(begin)

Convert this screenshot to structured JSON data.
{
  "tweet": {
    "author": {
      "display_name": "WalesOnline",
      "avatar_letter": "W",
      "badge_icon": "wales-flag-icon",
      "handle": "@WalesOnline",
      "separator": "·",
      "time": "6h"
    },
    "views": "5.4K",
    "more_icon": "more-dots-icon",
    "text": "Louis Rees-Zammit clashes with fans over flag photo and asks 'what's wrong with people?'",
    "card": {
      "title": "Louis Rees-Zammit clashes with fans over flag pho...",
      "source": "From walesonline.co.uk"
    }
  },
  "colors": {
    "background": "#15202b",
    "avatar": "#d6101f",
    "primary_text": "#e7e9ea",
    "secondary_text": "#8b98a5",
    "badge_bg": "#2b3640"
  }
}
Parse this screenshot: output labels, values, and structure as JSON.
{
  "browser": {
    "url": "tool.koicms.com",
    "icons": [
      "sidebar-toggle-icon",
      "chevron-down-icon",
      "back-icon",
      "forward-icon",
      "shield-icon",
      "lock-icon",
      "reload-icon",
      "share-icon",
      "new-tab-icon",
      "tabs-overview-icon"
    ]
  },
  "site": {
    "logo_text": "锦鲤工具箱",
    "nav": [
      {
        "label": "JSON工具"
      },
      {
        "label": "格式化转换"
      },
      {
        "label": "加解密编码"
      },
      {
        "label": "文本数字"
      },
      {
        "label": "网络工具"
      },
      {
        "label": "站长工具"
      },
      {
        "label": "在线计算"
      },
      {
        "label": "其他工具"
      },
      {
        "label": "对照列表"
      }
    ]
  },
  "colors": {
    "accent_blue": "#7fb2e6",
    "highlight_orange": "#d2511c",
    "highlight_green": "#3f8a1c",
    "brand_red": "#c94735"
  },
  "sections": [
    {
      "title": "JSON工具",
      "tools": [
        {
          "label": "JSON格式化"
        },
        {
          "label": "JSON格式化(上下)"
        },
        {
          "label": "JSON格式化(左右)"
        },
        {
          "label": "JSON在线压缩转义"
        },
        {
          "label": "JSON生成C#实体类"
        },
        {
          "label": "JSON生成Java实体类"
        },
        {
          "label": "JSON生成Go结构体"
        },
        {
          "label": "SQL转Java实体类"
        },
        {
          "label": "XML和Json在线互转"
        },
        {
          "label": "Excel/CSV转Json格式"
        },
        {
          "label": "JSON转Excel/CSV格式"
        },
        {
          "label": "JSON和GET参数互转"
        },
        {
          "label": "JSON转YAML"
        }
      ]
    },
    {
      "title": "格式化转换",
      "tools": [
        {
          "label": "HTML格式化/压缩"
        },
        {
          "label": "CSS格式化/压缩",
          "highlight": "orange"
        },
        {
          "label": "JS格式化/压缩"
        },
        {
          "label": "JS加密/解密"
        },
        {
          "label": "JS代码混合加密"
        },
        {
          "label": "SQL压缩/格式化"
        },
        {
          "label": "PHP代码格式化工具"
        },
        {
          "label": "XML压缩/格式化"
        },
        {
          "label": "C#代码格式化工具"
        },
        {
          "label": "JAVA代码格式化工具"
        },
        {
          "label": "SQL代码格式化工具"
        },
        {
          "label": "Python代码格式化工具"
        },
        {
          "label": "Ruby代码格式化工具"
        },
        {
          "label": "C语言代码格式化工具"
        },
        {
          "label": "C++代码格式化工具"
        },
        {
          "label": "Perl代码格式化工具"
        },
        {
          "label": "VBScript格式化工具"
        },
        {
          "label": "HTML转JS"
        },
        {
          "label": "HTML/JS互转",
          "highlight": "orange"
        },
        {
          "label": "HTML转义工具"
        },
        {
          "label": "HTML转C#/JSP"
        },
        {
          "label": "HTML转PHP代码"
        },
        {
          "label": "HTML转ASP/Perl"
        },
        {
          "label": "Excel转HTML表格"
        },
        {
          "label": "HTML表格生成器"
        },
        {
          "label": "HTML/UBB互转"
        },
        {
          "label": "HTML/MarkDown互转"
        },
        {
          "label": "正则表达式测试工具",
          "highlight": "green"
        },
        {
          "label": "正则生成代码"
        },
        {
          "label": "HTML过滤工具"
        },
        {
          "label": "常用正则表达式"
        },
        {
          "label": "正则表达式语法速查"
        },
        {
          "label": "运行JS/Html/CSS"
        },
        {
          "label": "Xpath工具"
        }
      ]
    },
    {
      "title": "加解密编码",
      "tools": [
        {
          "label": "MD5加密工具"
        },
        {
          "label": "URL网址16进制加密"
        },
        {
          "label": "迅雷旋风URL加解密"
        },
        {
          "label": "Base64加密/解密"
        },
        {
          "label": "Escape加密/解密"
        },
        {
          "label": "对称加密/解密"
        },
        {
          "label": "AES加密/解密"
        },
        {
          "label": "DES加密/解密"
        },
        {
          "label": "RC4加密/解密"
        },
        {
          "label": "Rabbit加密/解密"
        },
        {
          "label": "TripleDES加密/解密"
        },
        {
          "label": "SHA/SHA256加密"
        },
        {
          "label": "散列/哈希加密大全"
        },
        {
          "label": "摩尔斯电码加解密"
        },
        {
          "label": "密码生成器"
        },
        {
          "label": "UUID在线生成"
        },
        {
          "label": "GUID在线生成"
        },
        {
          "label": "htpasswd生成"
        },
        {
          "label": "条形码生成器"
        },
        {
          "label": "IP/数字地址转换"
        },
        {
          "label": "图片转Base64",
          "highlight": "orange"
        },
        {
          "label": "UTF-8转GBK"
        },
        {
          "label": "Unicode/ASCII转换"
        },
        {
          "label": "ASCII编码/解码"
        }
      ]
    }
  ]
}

(end)

What you have to do:
All the data must be duplicated exactly, with nothing added or removed.

Reply:
Convert this screenshot to structured JSON data.
{
  "tweet": {
    "author": {
      "display_name": "WalesOnline",
      "avatar_letter": "W",
      "badge_icon": "wales-flag-icon",
      "handle": "@WalesOnline",
      "separator": "·",
      "time": "6h"
    },
    "views": "5.4K",
    "more_icon": "more-dots-icon",
    "text": "Louis Rees-Zammit clashes with fans over flag photo and asks 'what's wrong with people?'",
    "card": {
      "title": "Louis Rees-Zammit clashes with fans over flag pho...",
      "source": "From walesonline.co.uk"
    }
  },
  "colors": {
    "background": "#15202b",
    "avatar": "#d6101f",
    "primary_text": "#e7e9ea",
    "secondary_text": "#8b98a5",
    "badge_bg": "#2b3640"
  }
}
Parse this screenshot: output labels, values, and structure as JSON.
{
  "browser": {
    "url": "tool.koicms.com",
    "icons": [
      "sidebar-toggle-icon",
      "chevron-down-icon",
      "back-icon",
      "forward-icon",
      "shield-icon",
      "lock-icon",
      "reload-icon",
      "share-icon",
      "new-tab-icon",
      "tabs-overview-icon"
    ]
  },
  "site": {
    "logo_text": "锦鲤工具箱",
    "nav": [
      {
        "label": "JSON工具"
      },
      {
        "label": "格式化转换"
      },
      {
        "label": "加解密编码"
      },
      {
        "label": "文本数字"
      },
      {
        "label": "网络工具"
      },
      {
        "label": "站长工具"
      },
      {
        "label": "在线计算"
      },
      {
        "label": "其他工具"
      },
      {
        "label": "对照列表"
      }
    ]
  },
  "colors": {
    "accent_blue": "#7fb2e6",
    "highlight_orange": "#d2511c",
    "highlight_green": "#3f8a1c",
    "brand_red": "#c94735"
  },
  "sections": [
    {
      "title": "JSON工具",
      "tools": [
        {
          "label": "JSON格式化"
        },
        {
          "label": "JSON格式化(上下)"
        },
        {
          "label": "JSON格式化(左右)"
        },
        {
          "label": "JSON在线压缩转义"
        },
        {
          "label": "JSON生成C#实体类"
        },
        {
          "label": "JSON生成Java实体类"
        },
        {
          "label": "JSON生成Go结构体"
        },
        {
          "label": "SQL转Java实体类"
        },
        {
          "label": "XML和Json在线互转"
        },
        {
          "label": "Excel/CSV转Json格式"
        },
        {
          "label": "JSON转Excel/CSV格式"
        },
        {
          "label": "JSON和GET参数互转"
        },
        {
          "label": "JSON转YAML"
        }
      ]
    },
    {
      "title": "格式化转换",
      "tools": [
        {
          "label": "HTML格式化/压缩"
        },
        {
          "label": "CSS格式化/压缩",
          "highlight": "orange"
        },
        {
          "label": "JS格式化/压缩"
        },
        {
          "label": "JS加密/解密"
        },
        {
          "label": "JS代码混合加密"
        },
        {
          "label": "SQL压缩/格式化"
        },
        {
          "label": "PHP代码格式化工具"
        },
        {
          "label": "XML压缩/格式化"
        },
        {
          "label": "C#代码格式化工具"
        },
        {
          "label": "JAVA代码格式化工具"
        },
        {
          "label": "SQL代码格式化工具"
        },
        {
          "label": "Python代码格式化工具"
        },
        {
          "label": "Ruby代码格式化工具"
        },
        {
          "label": "C语言代码格式化工具"
        },
        {
          "label": "C++代码格式化工具"
        },
        {
          "label": "Perl代码格式化工具"
        },
        {
          "label": "VBScript格式化工具"
        },
        {
          "label": "HTML转JS"
        },
        {
          "label": "HTML/JS互转",
          "highlight": "orange"
        },
        {
          "label": "HTML转义工具"
        },
        {
          "label": "HTML转C#/JSP"
        },
        {
          "label": "HTML转PHP代码"
        },
        {
          "label": "HTML转ASP/Perl"
        },
        {
          "label": "Excel转HTML表格"
        },
        {
          "label": "HTML表格生成器"
        },
        {
          "label": "HTML/UBB互转"
        },
        {
          "label": "HTML/MarkDown互转"
        },
        {
          "label": "正则表达式测试工具",
          "highlight": "green"
        },
        {
          "label": "正则生成代码"
        },
        {
          "label": "HTML过滤工具"
        },
        {
          "label": "常用正则表达式"
        },
        {
          "label": "正则表达式语法速查"
        },
        {
          "label": "运行JS/Html/CSS"
        },
        {
          "label": "Xpath工具"
        }
      ]
    },
    {
      "title": "加解密编码",
      "tools": [
        {
          "label": "MD5加密工具"
        },
        {
          "label": "URL网址16进制加密"
        },
        {
          "label": "迅雷旋风URL加解密"
        },
        {
          "label": "Base64加密/解密"
        },
        {
          "label": "Escape加密/解密"
        },
        {
          "label": "对称加密/解密"
        },
        {
          "label": "AES加密/解密"
        },
        {
          "label": "DES加密/解密"
        },
        {
          "label": "RC4加密/解密"
        },
        {
          "label": "Rabbit加密/解密"
        },
        {
          "label": "TripleDES加密/解密"
        },
        {
          "label": "SHA/SHA256加密"
        },
        {
          "label": "散列/哈希加密大全"
        },
        {
          "label": "摩尔斯电码加解密"
        },
        {
          "label": "密码生成器"
        },
        {
          "label": "UUID在线生成"
        },
        {
          "label": "GUID在线生成"
        },
        {
          "label": "htpasswd生成"
        },
        {
          "label": "条形码生成器"
        },
        {
          "label": "IP/数字地址转换"
        },
        {
          "label": "图片转Base64",
          "highlight": "orange"
        },
        {
          "label": "UTF-8转GBK"
        },
        {
          "label": "Unicode/ASCII转换"
        },
        {
          "label": "ASCII编码/解码"
        }
      ]
    }
  ]
}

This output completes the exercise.